▸ Work required:
Check each line of the data below for the word "this", then extract the ones that have it.

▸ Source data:
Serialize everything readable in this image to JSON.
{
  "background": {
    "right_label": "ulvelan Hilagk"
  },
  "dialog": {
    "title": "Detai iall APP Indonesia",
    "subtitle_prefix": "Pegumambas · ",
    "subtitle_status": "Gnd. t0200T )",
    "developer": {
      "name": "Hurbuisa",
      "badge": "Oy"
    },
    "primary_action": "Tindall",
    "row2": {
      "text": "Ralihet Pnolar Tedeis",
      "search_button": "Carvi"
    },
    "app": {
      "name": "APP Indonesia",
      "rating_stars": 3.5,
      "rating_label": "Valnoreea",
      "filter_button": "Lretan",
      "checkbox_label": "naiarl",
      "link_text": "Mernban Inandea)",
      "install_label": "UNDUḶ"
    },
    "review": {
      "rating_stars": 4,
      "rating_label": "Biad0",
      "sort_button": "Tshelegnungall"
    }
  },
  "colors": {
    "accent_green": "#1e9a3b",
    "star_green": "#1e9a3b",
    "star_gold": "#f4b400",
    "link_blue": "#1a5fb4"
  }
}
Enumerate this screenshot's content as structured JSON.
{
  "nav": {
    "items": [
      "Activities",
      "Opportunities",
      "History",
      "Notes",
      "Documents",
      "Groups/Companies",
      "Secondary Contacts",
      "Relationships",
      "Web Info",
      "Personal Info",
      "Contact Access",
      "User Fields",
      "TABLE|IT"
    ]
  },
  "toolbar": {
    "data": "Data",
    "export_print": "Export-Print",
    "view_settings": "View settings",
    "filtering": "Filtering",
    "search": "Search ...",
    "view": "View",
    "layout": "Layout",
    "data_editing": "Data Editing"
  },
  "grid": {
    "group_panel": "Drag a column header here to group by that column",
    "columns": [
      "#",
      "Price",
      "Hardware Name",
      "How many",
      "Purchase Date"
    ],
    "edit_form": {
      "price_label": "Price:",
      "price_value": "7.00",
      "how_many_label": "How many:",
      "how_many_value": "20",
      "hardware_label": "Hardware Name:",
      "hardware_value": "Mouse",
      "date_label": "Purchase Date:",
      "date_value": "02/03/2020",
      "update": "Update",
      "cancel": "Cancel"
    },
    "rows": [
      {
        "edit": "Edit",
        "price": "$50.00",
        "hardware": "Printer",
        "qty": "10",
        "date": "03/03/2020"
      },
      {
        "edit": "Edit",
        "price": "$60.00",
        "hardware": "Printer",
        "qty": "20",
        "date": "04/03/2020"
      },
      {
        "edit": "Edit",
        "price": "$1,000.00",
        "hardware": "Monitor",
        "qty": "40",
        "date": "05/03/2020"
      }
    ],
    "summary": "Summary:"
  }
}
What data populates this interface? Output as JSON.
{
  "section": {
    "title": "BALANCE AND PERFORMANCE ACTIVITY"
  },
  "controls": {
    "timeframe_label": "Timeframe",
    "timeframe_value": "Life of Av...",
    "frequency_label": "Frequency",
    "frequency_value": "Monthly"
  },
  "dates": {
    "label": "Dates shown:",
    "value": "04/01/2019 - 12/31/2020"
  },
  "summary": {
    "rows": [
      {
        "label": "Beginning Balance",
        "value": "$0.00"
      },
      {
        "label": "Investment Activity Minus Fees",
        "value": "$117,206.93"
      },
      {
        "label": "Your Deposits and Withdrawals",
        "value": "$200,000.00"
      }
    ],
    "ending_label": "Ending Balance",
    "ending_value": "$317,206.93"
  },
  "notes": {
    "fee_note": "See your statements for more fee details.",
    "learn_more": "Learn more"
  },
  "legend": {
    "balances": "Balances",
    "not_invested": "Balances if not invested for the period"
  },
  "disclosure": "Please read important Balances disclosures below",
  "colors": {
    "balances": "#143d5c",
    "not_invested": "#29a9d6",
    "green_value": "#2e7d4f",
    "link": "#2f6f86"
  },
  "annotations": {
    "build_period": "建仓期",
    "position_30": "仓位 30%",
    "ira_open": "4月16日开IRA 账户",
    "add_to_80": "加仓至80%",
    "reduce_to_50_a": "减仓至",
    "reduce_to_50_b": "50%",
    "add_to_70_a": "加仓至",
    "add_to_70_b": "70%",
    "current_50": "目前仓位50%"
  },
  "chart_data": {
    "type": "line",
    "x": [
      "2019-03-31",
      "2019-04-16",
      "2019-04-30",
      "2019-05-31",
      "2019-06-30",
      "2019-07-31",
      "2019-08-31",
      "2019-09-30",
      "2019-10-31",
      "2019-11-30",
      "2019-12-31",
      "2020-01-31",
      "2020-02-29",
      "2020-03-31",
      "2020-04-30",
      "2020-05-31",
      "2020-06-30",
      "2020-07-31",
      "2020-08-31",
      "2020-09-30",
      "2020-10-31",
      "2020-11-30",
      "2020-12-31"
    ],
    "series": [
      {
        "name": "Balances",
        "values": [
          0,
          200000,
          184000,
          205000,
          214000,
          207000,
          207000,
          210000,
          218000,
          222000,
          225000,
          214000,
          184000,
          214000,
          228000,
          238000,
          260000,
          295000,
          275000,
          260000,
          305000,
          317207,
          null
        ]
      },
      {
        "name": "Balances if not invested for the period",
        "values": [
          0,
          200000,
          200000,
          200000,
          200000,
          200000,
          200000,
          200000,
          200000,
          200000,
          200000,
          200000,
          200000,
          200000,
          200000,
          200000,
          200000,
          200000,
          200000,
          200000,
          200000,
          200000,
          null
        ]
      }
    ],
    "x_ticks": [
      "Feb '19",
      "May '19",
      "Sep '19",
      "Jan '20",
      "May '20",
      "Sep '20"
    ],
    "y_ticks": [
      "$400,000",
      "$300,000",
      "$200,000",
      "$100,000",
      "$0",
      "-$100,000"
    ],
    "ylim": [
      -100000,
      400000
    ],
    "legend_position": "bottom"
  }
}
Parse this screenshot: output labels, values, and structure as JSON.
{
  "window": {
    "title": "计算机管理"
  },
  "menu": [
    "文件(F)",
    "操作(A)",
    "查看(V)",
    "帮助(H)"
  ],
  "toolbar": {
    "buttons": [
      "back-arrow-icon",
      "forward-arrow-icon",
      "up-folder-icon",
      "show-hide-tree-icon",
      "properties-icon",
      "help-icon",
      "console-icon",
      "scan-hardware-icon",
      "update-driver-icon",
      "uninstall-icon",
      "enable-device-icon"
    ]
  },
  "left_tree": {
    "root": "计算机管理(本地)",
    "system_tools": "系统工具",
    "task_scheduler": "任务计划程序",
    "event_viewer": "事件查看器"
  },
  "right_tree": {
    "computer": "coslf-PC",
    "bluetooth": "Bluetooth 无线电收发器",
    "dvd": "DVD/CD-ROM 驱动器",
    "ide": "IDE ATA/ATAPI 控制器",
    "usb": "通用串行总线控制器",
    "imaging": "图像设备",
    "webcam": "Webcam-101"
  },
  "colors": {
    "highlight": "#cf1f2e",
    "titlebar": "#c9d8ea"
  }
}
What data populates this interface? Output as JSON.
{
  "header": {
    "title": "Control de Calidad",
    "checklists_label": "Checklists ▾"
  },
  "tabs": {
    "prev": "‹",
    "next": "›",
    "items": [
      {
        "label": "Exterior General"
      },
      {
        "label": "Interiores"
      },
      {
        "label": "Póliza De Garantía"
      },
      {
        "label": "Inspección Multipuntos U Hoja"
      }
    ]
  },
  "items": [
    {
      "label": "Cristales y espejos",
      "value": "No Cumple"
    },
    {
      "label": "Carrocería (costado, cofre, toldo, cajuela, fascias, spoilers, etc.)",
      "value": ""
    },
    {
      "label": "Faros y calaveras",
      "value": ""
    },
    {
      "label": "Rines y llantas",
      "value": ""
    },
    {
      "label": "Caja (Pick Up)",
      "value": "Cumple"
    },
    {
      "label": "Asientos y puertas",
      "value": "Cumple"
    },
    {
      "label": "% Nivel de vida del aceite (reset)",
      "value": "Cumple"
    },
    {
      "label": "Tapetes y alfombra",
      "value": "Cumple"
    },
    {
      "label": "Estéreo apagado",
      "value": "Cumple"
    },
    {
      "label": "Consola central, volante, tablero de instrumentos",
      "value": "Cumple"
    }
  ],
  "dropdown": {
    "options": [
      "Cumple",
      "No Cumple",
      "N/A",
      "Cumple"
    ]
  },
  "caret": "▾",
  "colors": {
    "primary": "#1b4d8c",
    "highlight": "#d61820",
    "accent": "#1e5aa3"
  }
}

▸ Written response:
Serialize everything readable in this image to JSON.
Enumerate this screenshot's content as structured JSON.
What data populates this interface? Output as JSON.
Parse this screenshot: output labels, values, and structure as JSON.
What data populates this interface? Output as JSON.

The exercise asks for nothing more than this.